Given exercise:
Scan the listing below. Report each line that includes "topographique".

Given entries:
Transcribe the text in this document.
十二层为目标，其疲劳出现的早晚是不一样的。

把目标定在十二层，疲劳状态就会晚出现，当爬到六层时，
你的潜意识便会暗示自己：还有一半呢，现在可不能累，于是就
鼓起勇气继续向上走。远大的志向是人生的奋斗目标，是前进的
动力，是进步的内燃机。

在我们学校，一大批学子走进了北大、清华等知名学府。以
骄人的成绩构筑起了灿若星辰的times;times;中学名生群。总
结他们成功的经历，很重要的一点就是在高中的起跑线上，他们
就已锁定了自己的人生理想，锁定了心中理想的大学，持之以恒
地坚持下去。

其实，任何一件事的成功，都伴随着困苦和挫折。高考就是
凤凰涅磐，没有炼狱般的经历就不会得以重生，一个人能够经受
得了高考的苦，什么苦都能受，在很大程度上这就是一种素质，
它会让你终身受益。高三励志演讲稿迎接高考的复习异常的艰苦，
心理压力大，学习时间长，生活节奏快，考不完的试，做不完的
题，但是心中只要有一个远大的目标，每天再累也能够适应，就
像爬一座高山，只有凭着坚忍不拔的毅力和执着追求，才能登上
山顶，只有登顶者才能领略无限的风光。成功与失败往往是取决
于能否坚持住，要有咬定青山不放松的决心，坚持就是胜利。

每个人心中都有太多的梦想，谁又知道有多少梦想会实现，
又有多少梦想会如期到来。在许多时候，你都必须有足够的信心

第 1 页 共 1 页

==

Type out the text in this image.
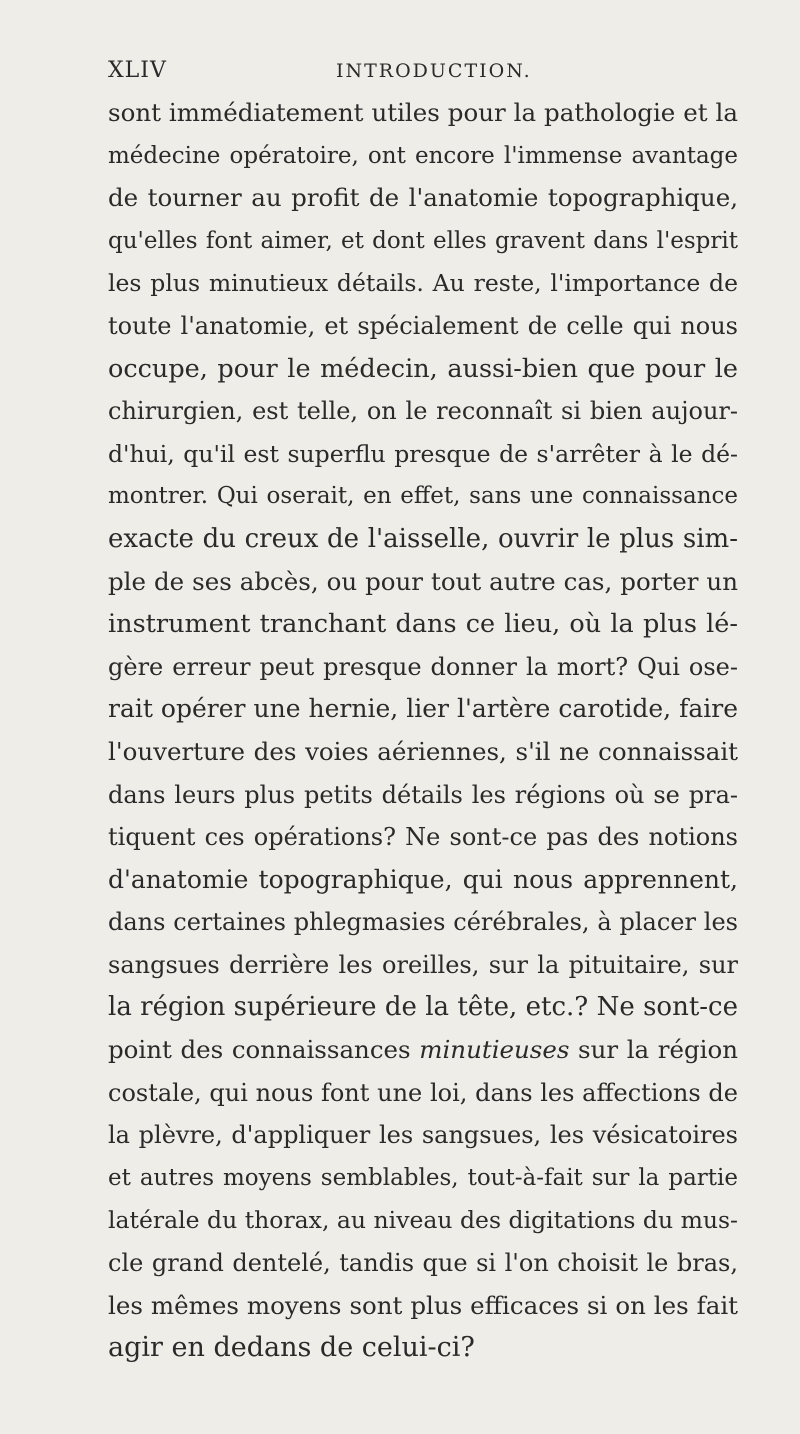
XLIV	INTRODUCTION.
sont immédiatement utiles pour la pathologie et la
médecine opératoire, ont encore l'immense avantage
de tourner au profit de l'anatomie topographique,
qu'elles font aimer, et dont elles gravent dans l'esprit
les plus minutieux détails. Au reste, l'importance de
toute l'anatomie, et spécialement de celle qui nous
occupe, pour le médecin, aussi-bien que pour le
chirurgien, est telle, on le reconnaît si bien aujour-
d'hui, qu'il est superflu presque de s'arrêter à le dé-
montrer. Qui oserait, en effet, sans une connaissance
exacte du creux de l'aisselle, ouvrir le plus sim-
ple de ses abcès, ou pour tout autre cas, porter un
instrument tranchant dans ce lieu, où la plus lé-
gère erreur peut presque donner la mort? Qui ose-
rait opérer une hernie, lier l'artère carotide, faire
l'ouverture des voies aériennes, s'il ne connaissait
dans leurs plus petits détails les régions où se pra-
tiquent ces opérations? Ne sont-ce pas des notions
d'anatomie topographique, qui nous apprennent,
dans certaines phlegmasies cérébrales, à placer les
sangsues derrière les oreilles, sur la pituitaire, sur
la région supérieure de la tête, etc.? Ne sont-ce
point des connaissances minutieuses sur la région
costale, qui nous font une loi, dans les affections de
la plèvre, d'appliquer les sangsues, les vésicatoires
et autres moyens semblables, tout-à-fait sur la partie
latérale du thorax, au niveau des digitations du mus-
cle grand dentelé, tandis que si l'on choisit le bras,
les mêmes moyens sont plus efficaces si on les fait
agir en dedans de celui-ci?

Task answer:
de tourner au profit de l'anatomie topographique,
d'anatomie topographique, qui nous apprennent,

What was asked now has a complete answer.